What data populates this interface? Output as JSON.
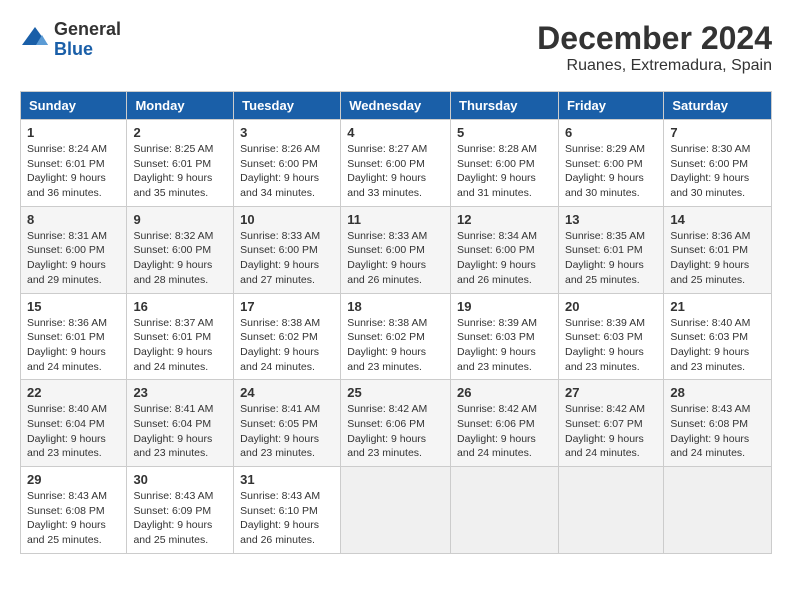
{
  "logo": {
    "general": "General",
    "blue": "Blue"
  },
  "title": {
    "month": "December 2024",
    "location": "Ruanes, Extremadura, Spain"
  },
  "headers": [
    "Sunday",
    "Monday",
    "Tuesday",
    "Wednesday",
    "Thursday",
    "Friday",
    "Saturday"
  ],
  "weeks": [
    [
      {
        "day": "1",
        "sunrise": "8:24 AM",
        "sunset": "6:01 PM",
        "daylight": "9 hours and 36 minutes."
      },
      {
        "day": "2",
        "sunrise": "8:25 AM",
        "sunset": "6:01 PM",
        "daylight": "9 hours and 35 minutes."
      },
      {
        "day": "3",
        "sunrise": "8:26 AM",
        "sunset": "6:00 PM",
        "daylight": "9 hours and 34 minutes."
      },
      {
        "day": "4",
        "sunrise": "8:27 AM",
        "sunset": "6:00 PM",
        "daylight": "9 hours and 33 minutes."
      },
      {
        "day": "5",
        "sunrise": "8:28 AM",
        "sunset": "6:00 PM",
        "daylight": "9 hours and 31 minutes."
      },
      {
        "day": "6",
        "sunrise": "8:29 AM",
        "sunset": "6:00 PM",
        "daylight": "9 hours and 30 minutes."
      },
      {
        "day": "7",
        "sunrise": "8:30 AM",
        "sunset": "6:00 PM",
        "daylight": "9 hours and 30 minutes."
      }
    ],
    [
      {
        "day": "8",
        "sunrise": "8:31 AM",
        "sunset": "6:00 PM",
        "daylight": "9 hours and 29 minutes."
      },
      {
        "day": "9",
        "sunrise": "8:32 AM",
        "sunset": "6:00 PM",
        "daylight": "9 hours and 28 minutes."
      },
      {
        "day": "10",
        "sunrise": "8:33 AM",
        "sunset": "6:00 PM",
        "daylight": "9 hours and 27 minutes."
      },
      {
        "day": "11",
        "sunrise": "8:33 AM",
        "sunset": "6:00 PM",
        "daylight": "9 hours and 26 minutes."
      },
      {
        "day": "12",
        "sunrise": "8:34 AM",
        "sunset": "6:00 PM",
        "daylight": "9 hours and 26 minutes."
      },
      {
        "day": "13",
        "sunrise": "8:35 AM",
        "sunset": "6:01 PM",
        "daylight": "9 hours and 25 minutes."
      },
      {
        "day": "14",
        "sunrise": "8:36 AM",
        "sunset": "6:01 PM",
        "daylight": "9 hours and 25 minutes."
      }
    ],
    [
      {
        "day": "15",
        "sunrise": "8:36 AM",
        "sunset": "6:01 PM",
        "daylight": "9 hours and 24 minutes."
      },
      {
        "day": "16",
        "sunrise": "8:37 AM",
        "sunset": "6:01 PM",
        "daylight": "9 hours and 24 minutes."
      },
      {
        "day": "17",
        "sunrise": "8:38 AM",
        "sunset": "6:02 PM",
        "daylight": "9 hours and 24 minutes."
      },
      {
        "day": "18",
        "sunrise": "8:38 AM",
        "sunset": "6:02 PM",
        "daylight": "9 hours and 23 minutes."
      },
      {
        "day": "19",
        "sunrise": "8:39 AM",
        "sunset": "6:03 PM",
        "daylight": "9 hours and 23 minutes."
      },
      {
        "day": "20",
        "sunrise": "8:39 AM",
        "sunset": "6:03 PM",
        "daylight": "9 hours and 23 minutes."
      },
      {
        "day": "21",
        "sunrise": "8:40 AM",
        "sunset": "6:03 PM",
        "daylight": "9 hours and 23 minutes."
      }
    ],
    [
      {
        "day": "22",
        "sunrise": "8:40 AM",
        "sunset": "6:04 PM",
        "daylight": "9 hours and 23 minutes."
      },
      {
        "day": "23",
        "sunrise": "8:41 AM",
        "sunset": "6:04 PM",
        "daylight": "9 hours and 23 minutes."
      },
      {
        "day": "24",
        "sunrise": "8:41 AM",
        "sunset": "6:05 PM",
        "daylight": "9 hours and 23 minutes."
      },
      {
        "day": "25",
        "sunrise": "8:42 AM",
        "sunset": "6:06 PM",
        "daylight": "9 hours and 23 minutes."
      },
      {
        "day": "26",
        "sunrise": "8:42 AM",
        "sunset": "6:06 PM",
        "daylight": "9 hours and 24 minutes."
      },
      {
        "day": "27",
        "sunrise": "8:42 AM",
        "sunset": "6:07 PM",
        "daylight": "9 hours and 24 minutes."
      },
      {
        "day": "28",
        "sunrise": "8:43 AM",
        "sunset": "6:08 PM",
        "daylight": "9 hours and 24 minutes."
      }
    ],
    [
      {
        "day": "29",
        "sunrise": "8:43 AM",
        "sunset": "6:08 PM",
        "daylight": "9 hours and 25 minutes."
      },
      {
        "day": "30",
        "sunrise": "8:43 AM",
        "sunset": "6:09 PM",
        "daylight": "9 hours and 25 minutes."
      },
      {
        "day": "31",
        "sunrise": "8:43 AM",
        "sunset": "6:10 PM",
        "daylight": "9 hours and 26 minutes."
      },
      null,
      null,
      null,
      null
    ]
  ]
}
━━━━━━━━━━━━━━━━
• Exercise details:
Leave out the pictures and transcribe everything else exactly.

• Task output:
What data populates this interface? Output as JSON.
{
  "logo": {
    "general": "General",
    "blue": "Blue"
  },
  "title": {
    "month": "December 2024",
    "location": "Ruanes, Extremadura, Spain"
  },
  "headers": [
    "Sunday",
    "Monday",
    "Tuesday",
    "Wednesday",
    "Thursday",
    "Friday",
    "Saturday"
  ],
  "weeks": [
    [
      {
        "day": "1",
        "sunrise": "8:24 AM",
        "sunset": "6:01 PM",
        "daylight": "9 hours and 36 minutes."
      },
      {
        "day": "2",
        "sunrise": "8:25 AM",
        "sunset": "6:01 PM",
        "daylight": "9 hours and 35 minutes."
      },
      {
        "day": "3",
        "sunrise": "8:26 AM",
        "sunset": "6:00 PM",
        "daylight": "9 hours and 34 minutes."
      },
      {
        "day": "4",
        "sunrise": "8:27 AM",
        "sunset": "6:00 PM",
        "daylight": "9 hours and 33 minutes."
      },
      {
        "day": "5",
        "sunrise": "8:28 AM",
        "sunset": "6:00 PM",
        "daylight": "9 hours and 31 minutes."
      },
      {
        "day": "6",
        "sunrise": "8:29 AM",
        "sunset": "6:00 PM",
        "daylight": "9 hours and 30 minutes."
      },
      {
        "day": "7",
        "sunrise": "8:30 AM",
        "sunset": "6:00 PM",
        "daylight": "9 hours and 30 minutes."
      }
    ],
    [
      {
        "day": "8",
        "sunrise": "8:31 AM",
        "sunset": "6:00 PM",
        "daylight": "9 hours and 29 minutes."
      },
      {
        "day": "9",
        "sunrise": "8:32 AM",
        "sunset": "6:00 PM",
        "daylight": "9 hours and 28 minutes."
      },
      {
        "day": "10",
        "sunrise": "8:33 AM",
        "sunset": "6:00 PM",
        "daylight": "9 hours and 27 minutes."
      },
      {
        "day": "11",
        "sunrise": "8:33 AM",
        "sunset": "6:00 PM",
        "daylight": "9 hours and 26 minutes."
      },
      {
        "day": "12",
        "sunrise": "8:34 AM",
        "sunset": "6:00 PM",
        "daylight": "9 hours and 26 minutes."
      },
      {
        "day": "13",
        "sunrise": "8:35 AM",
        "sunset": "6:01 PM",
        "daylight": "9 hours and 25 minutes."
      },
      {
        "day": "14",
        "sunrise": "8:36 AM",
        "sunset": "6:01 PM",
        "daylight": "9 hours and 25 minutes."
      }
    ],
    [
      {
        "day": "15",
        "sunrise": "8:36 AM",
        "sunset": "6:01 PM",
        "daylight": "9 hours and 24 minutes."
      },
      {
        "day": "16",
        "sunrise": "8:37 AM",
        "sunset": "6:01 PM",
        "daylight": "9 hours and 24 minutes."
      },
      {
        "day": "17",
        "sunrise": "8:38 AM",
        "sunset": "6:02 PM",
        "daylight": "9 hours and 24 minutes."
      },
      {
        "day": "18",
        "sunrise": "8:38 AM",
        "sunset": "6:02 PM",
        "daylight": "9 hours and 23 minutes."
      },
      {
        "day": "19",
        "sunrise": "8:39 AM",
        "sunset": "6:03 PM",
        "daylight": "9 hours and 23 minutes."
      },
      {
        "day": "20",
        "sunrise": "8:39 AM",
        "sunset": "6:03 PM",
        "daylight": "9 hours and 23 minutes."
      },
      {
        "day": "21",
        "sunrise": "8:40 AM",
        "sunset": "6:03 PM",
        "daylight": "9 hours and 23 minutes."
      }
    ],
    [
      {
        "day": "22",
        "sunrise": "8:40 AM",
        "sunset": "6:04 PM",
        "daylight": "9 hours and 23 minutes."
      },
      {
        "day": "23",
        "sunrise": "8:41 AM",
        "sunset": "6:04 PM",
        "daylight": "9 hours and 23 minutes."
      },
      {
        "day": "24",
        "sunrise": "8:41 AM",
        "sunset": "6:05 PM",
        "daylight": "9 hours and 23 minutes."
      },
      {
        "day": "25",
        "sunrise": "8:42 AM",
        "sunset": "6:06 PM",
        "daylight": "9 hours and 23 minutes."
      },
      {
        "day": "26",
        "sunrise": "8:42 AM",
        "sunset": "6:06 PM",
        "daylight": "9 hours and 24 minutes."
      },
      {
        "day": "27",
        "sunrise": "8:42 AM",
        "sunset": "6:07 PM",
        "daylight": "9 hours and 24 minutes."
      },
      {
        "day": "28",
        "sunrise": "8:43 AM",
        "sunset": "6:08 PM",
        "daylight": "9 hours and 24 minutes."
      }
    ],
    [
      {
        "day": "29",
        "sunrise": "8:43 AM",
        "sunset": "6:08 PM",
        "daylight": "9 hours and 25 minutes."
      },
      {
        "day": "30",
        "sunrise": "8:43 AM",
        "sunset": "6:09 PM",
        "daylight": "9 hours and 25 minutes."
      },
      {
        "day": "31",
        "sunrise": "8:43 AM",
        "sunset": "6:10 PM",
        "daylight": "9 hours and 26 minutes."
      },
      null,
      null,
      null,
      null
    ]
  ]
}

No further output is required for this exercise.